━━━ ENTRIES ━━━
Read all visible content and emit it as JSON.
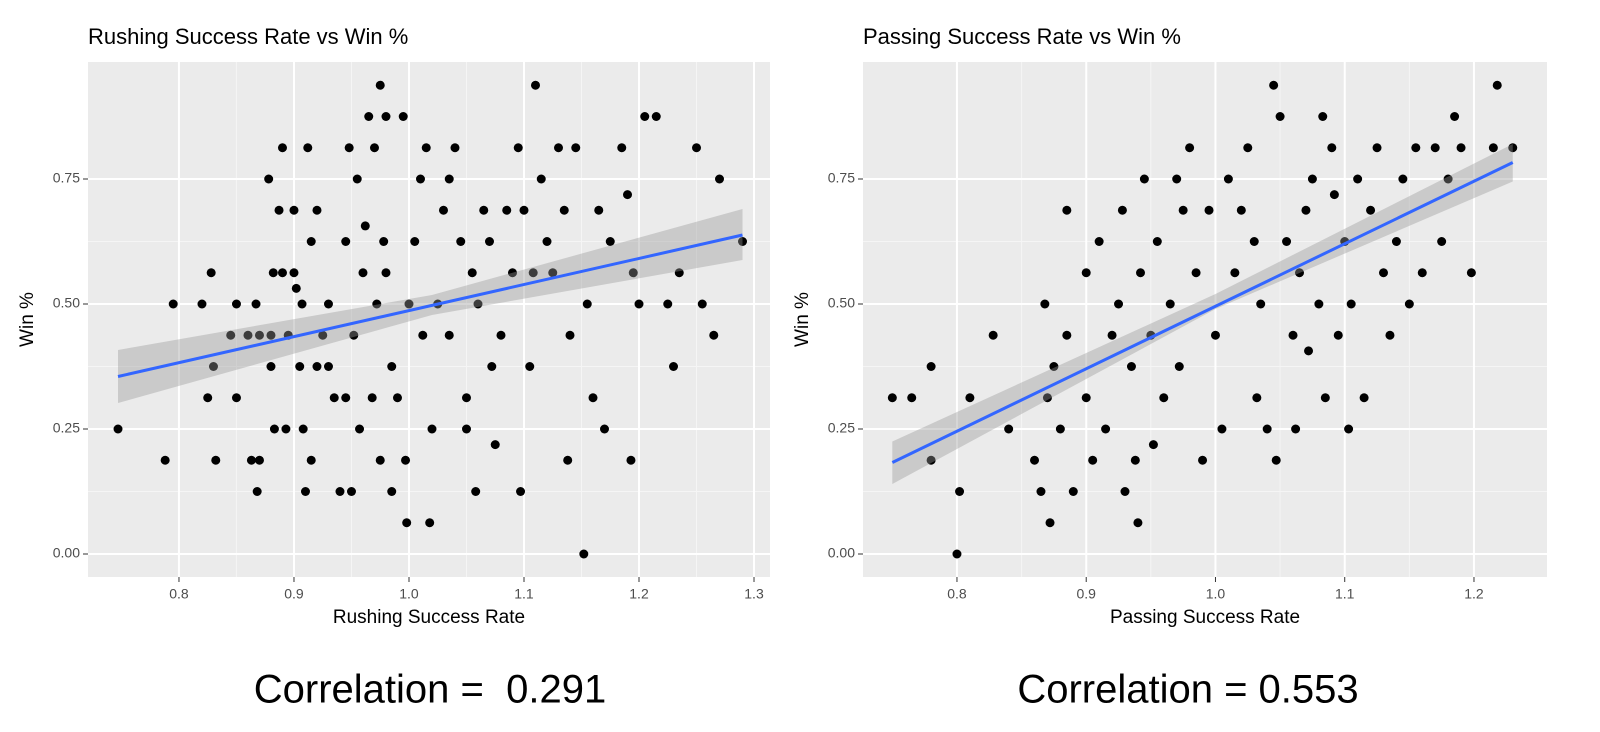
{
  "chart_data": [
    {
      "type": "scatter",
      "title": "Rushing Success Rate vs Win %",
      "x_label": "Rushing Success Rate",
      "y_label": "Win %",
      "annotation": "Correlation =  0.291",
      "color": "#000000",
      "grid": true,
      "xlim": [
        0.7209,
        1.3139
      ],
      "ylim": [
        -0.046,
        0.984
      ],
      "xticks": [
        0.8,
        0.9,
        {
          "value": 1,
          "label": "1.0"
        },
        1.1,
        1.2,
        1.3
      ],
      "yticks": [
        {
          "value": 0,
          "label": "0.00"
        },
        {
          "value": 0.25,
          "label": "0.25"
        },
        {
          "value": 0.5,
          "label": "0.50"
        },
        {
          "value": 0.75,
          "label": "0.75"
        }
      ],
      "x": [
        0.747,
        0.788,
        0.795,
        0.82,
        0.825,
        0.828,
        0.83,
        0.832,
        0.845,
        0.85,
        0.85,
        0.86,
        0.863,
        0.867,
        0.868,
        0.87,
        0.87,
        0.878,
        0.88,
        0.88,
        0.882,
        0.883,
        0.887,
        0.89,
        0.89,
        0.893,
        0.895,
        0.9,
        0.9,
        0.902,
        0.905,
        0.907,
        0.908,
        0.91,
        0.912,
        0.915,
        0.915,
        0.92,
        0.92,
        0.925,
        0.93,
        0.93,
        0.935,
        0.94,
        0.945,
        0.945,
        0.948,
        0.95,
        0.952,
        0.955,
        0.957,
        0.96,
        0.962,
        0.965,
        0.968,
        0.97,
        0.972,
        0.975,
        0.975,
        0.978,
        0.98,
        0.98,
        0.985,
        0.985,
        0.99,
        0.995,
        0.997,
        0.998,
        1.0,
        1.005,
        1.01,
        1.012,
        1.015,
        1.018,
        1.02,
        1.025,
        1.03,
        1.035,
        1.035,
        1.04,
        1.045,
        1.05,
        1.05,
        1.055,
        1.058,
        1.06,
        1.065,
        1.07,
        1.072,
        1.075,
        1.08,
        1.085,
        1.09,
        1.095,
        1.097,
        1.1,
        1.105,
        1.108,
        1.11,
        1.115,
        1.12,
        1.125,
        1.13,
        1.135,
        1.138,
        1.14,
        1.145,
        1.152,
        1.155,
        1.16,
        1.165,
        1.17,
        1.175,
        1.185,
        1.19,
        1.193,
        1.195,
        1.2,
        1.205,
        1.215,
        1.225,
        1.23,
        1.235,
        1.25,
        1.255,
        1.265,
        1.27,
        1.29
      ],
      "y": [
        0.25,
        0.1875,
        0.5,
        0.5,
        0.3125,
        0.5625,
        0.375,
        0.1875,
        0.4375,
        0.5,
        0.3125,
        0.4375,
        0.1875,
        0.5,
        0.125,
        0.1875,
        0.4375,
        0.75,
        0.4375,
        0.375,
        0.5625,
        0.25,
        0.6875,
        0.8125,
        0.5625,
        0.25,
        0.4375,
        0.6875,
        0.5625,
        0.53125,
        0.375,
        0.5,
        0.25,
        0.125,
        0.8125,
        0.625,
        0.1875,
        0.375,
        0.6875,
        0.4375,
        0.5,
        0.375,
        0.3125,
        0.125,
        0.3125,
        0.625,
        0.8125,
        0.125,
        0.4375,
        0.75,
        0.25,
        0.5625,
        0.6562,
        0.875,
        0.3125,
        0.8125,
        0.5,
        0.9375,
        0.1875,
        0.625,
        0.875,
        0.5625,
        0.375,
        0.125,
        0.3125,
        0.875,
        0.1875,
        0.0625,
        0.5,
        0.625,
        0.75,
        0.4375,
        0.8125,
        0.0625,
        0.25,
        0.5,
        0.6875,
        0.75,
        0.4375,
        0.8125,
        0.625,
        0.25,
        0.3125,
        0.5625,
        0.125,
        0.5,
        0.6875,
        0.625,
        0.375,
        0.21875,
        0.4375,
        0.6875,
        0.5625,
        0.8125,
        0.125,
        0.6875,
        0.375,
        0.5625,
        0.9375,
        0.75,
        0.625,
        0.5625,
        0.8125,
        0.6875,
        0.1875,
        0.4375,
        0.8125,
        0,
        0.5,
        0.3125,
        0.6875,
        0.25,
        0.625,
        0.8125,
        0.71875,
        0.1875,
        0.5625,
        0.5,
        0.875,
        0.875,
        0.5,
        0.375,
        0.5625,
        0.8125,
        0.5,
        0.4375,
        0.75,
        0.625
      ],
      "trend": {
        "color": "#3366ff",
        "x": [
          0.747,
          1.29
        ],
        "y": [
          0.355,
          0.638
        ]
      },
      "band": {
        "color": "#999999",
        "x": [
          0.747,
          1.02,
          1.29
        ],
        "lower": [
          0.302,
          0.478,
          0.588
        ],
        "upper": [
          0.408,
          0.518,
          0.69
        ]
      }
    },
    {
      "type": "scatter",
      "title": "Passing Success Rate vs Win %",
      "x_label": "Passing Success Rate",
      "y_label": "Win %",
      "annotation": "Correlation = 0.553",
      "color": "#000000",
      "grid": true,
      "xlim": [
        0.7273,
        1.2565
      ],
      "ylim": [
        -0.046,
        0.984
      ],
      "xticks": [
        0.8,
        0.9,
        {
          "value": 1,
          "label": "1.0"
        },
        1.1,
        1.2
      ],
      "yticks": [
        {
          "value": 0,
          "label": "0.00"
        },
        {
          "value": 0.25,
          "label": "0.25"
        },
        {
          "value": 0.5,
          "label": "0.50"
        },
        {
          "value": 0.75,
          "label": "0.75"
        }
      ],
      "x": [
        0.75,
        0.765,
        0.78,
        0.78,
        0.8,
        0.802,
        0.81,
        0.828,
        0.84,
        0.86,
        0.865,
        0.868,
        0.87,
        0.872,
        0.875,
        0.88,
        0.885,
        0.885,
        0.89,
        0.9,
        0.9,
        0.905,
        0.91,
        0.915,
        0.92,
        0.925,
        0.928,
        0.93,
        0.935,
        0.938,
        0.94,
        0.942,
        0.945,
        0.95,
        0.952,
        0.955,
        0.96,
        0.965,
        0.97,
        0.972,
        0.975,
        0.98,
        0.985,
        0.99,
        0.995,
        1.0,
        1.005,
        1.01,
        1.015,
        1.02,
        1.025,
        1.03,
        1.032,
        1.035,
        1.04,
        1.045,
        1.047,
        1.05,
        1.055,
        1.06,
        1.062,
        1.065,
        1.07,
        1.072,
        1.075,
        1.08,
        1.083,
        1.085,
        1.09,
        1.092,
        1.095,
        1.1,
        1.103,
        1.105,
        1.11,
        1.115,
        1.12,
        1.125,
        1.13,
        1.135,
        1.14,
        1.145,
        1.15,
        1.155,
        1.16,
        1.17,
        1.175,
        1.18,
        1.185,
        1.19,
        1.198,
        1.215,
        1.218,
        1.23
      ],
      "y": [
        0.3125,
        0.3125,
        0.375,
        0.1875,
        0,
        0.125,
        0.3125,
        0.4375,
        0.25,
        0.1875,
        0.125,
        0.5,
        0.3125,
        0.0625,
        0.375,
        0.25,
        0.6875,
        0.4375,
        0.125,
        0.3125,
        0.5625,
        0.1875,
        0.625,
        0.25,
        0.4375,
        0.5,
        0.6875,
        0.125,
        0.375,
        0.1875,
        0.0625,
        0.5625,
        0.75,
        0.4375,
        0.21875,
        0.625,
        0.3125,
        0.5,
        0.75,
        0.375,
        0.6875,
        0.8125,
        0.5625,
        0.1875,
        0.6875,
        0.4375,
        0.25,
        0.75,
        0.5625,
        0.6875,
        0.8125,
        0.625,
        0.3125,
        0.5,
        0.25,
        0.9375,
        0.1875,
        0.875,
        0.625,
        0.4375,
        0.25,
        0.5625,
        0.6875,
        0.40625,
        0.75,
        0.5,
        0.875,
        0.3125,
        0.8125,
        0.71875,
        0.4375,
        0.625,
        0.25,
        0.5,
        0.75,
        0.3125,
        0.6875,
        0.8125,
        0.5625,
        0.4375,
        0.625,
        0.75,
        0.5,
        0.8125,
        0.5625,
        0.8125,
        0.625,
        0.75,
        0.875,
        0.8125,
        0.5625,
        0.8125,
        0.9375,
        0.8125
      ],
      "trend": {
        "color": "#3366ff",
        "x": [
          0.75,
          1.23
        ],
        "y": [
          0.183,
          0.783
        ]
      },
      "band": {
        "color": "#999999",
        "x": [
          0.75,
          1.0,
          1.23
        ],
        "lower": [
          0.14,
          0.49,
          0.745
        ],
        "upper": [
          0.225,
          0.52,
          0.82
        ]
      }
    }
  ]
}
━━━
Scan the data above and copy every line with "annotation" in it.

      "annotation": "Correlation =  0.291",
      "annotation": "Correlation = 0.553",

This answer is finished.